# Material for this task
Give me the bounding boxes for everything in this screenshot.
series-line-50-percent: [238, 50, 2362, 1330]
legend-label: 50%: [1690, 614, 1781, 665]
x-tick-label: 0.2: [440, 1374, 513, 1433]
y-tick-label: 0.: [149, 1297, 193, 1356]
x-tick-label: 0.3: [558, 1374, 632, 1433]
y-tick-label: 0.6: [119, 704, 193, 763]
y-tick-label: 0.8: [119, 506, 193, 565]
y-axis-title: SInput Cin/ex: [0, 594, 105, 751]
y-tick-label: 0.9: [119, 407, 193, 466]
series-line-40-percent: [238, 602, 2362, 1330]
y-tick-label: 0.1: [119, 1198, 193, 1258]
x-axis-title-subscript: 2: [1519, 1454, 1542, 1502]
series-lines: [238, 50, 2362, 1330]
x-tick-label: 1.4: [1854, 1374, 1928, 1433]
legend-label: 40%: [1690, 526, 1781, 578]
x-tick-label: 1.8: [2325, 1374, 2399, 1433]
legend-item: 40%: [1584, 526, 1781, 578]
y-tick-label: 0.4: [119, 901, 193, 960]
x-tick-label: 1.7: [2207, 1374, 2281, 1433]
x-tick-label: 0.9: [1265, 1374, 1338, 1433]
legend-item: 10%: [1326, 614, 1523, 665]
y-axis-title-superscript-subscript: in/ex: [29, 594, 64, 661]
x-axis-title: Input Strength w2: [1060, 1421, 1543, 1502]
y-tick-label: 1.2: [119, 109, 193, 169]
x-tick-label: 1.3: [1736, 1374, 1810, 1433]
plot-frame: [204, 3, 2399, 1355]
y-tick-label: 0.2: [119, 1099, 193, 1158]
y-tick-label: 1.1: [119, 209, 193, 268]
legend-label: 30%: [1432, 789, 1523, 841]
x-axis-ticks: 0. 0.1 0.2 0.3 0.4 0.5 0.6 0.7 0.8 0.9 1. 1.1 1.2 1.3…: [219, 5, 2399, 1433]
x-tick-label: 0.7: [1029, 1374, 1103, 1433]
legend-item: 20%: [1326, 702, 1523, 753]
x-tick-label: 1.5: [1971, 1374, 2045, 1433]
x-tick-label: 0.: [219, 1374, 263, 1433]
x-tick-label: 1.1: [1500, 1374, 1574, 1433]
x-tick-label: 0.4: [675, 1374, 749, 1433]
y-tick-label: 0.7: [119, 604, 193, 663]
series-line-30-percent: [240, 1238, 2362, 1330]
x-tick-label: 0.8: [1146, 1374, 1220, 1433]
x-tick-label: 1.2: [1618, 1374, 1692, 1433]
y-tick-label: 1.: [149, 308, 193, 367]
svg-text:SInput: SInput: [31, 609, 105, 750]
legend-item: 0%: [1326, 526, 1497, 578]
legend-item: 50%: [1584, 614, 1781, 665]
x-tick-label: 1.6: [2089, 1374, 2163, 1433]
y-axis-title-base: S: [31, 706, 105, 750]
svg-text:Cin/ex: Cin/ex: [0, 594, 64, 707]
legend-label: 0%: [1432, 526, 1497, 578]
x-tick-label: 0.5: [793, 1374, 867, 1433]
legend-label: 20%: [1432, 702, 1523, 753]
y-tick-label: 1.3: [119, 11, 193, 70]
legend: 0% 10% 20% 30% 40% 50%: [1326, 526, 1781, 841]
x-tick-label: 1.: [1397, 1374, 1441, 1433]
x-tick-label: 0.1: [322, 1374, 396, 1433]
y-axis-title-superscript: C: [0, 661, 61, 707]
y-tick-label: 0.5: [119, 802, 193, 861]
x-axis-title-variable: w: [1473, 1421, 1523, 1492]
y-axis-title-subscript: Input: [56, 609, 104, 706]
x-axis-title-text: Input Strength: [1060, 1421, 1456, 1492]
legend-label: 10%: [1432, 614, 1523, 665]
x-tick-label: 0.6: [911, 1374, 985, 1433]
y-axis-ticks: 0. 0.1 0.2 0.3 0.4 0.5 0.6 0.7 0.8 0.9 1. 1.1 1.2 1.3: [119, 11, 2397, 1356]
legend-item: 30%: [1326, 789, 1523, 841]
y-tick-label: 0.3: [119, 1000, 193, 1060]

# Exercise instructions
Output the lines above, from the first one through the one containing "y-tick-label: 0.1: [119, 1198, 193, 1258]", as a Markdown table with two columns, Row and Text. Skip any blank lines.

# Correct response
| Row | Text |
|---|---|
| 1 | Give me the bounding boxes for everything in this screenshot. |
| 2 | series-line-50-percent: [238, 50, 2362, 1330] |
| 3 | legend-label: 50%: [1690, 614, 1781, 665] |
| 4 | x-tick-label: 0.2: [440, 1374, 513, 1433] |
| 5 | y-tick-label: 0.: [149, 1297, 193, 1356] |
| 6 | x-tick-label: 0.3: [558, 1374, 632, 1433] |
| 7 | y-tick-label: 0.6: [119, 704, 193, 763] |
| 8 | y-tick-label: 0.8: [119, 506, 193, 565] |
| 9 | y-axis-title: SInput Cin/ex: [0, 594, 105, 751] |
| 10 | y-tick-label: 0.9: [119, 407, 193, 466] |
| 11 | series-line-40-percent: [238, 602, 2362, 1330] |
| 12 | y-tick-label: 0.1: [119, 1198, 193, 1258] |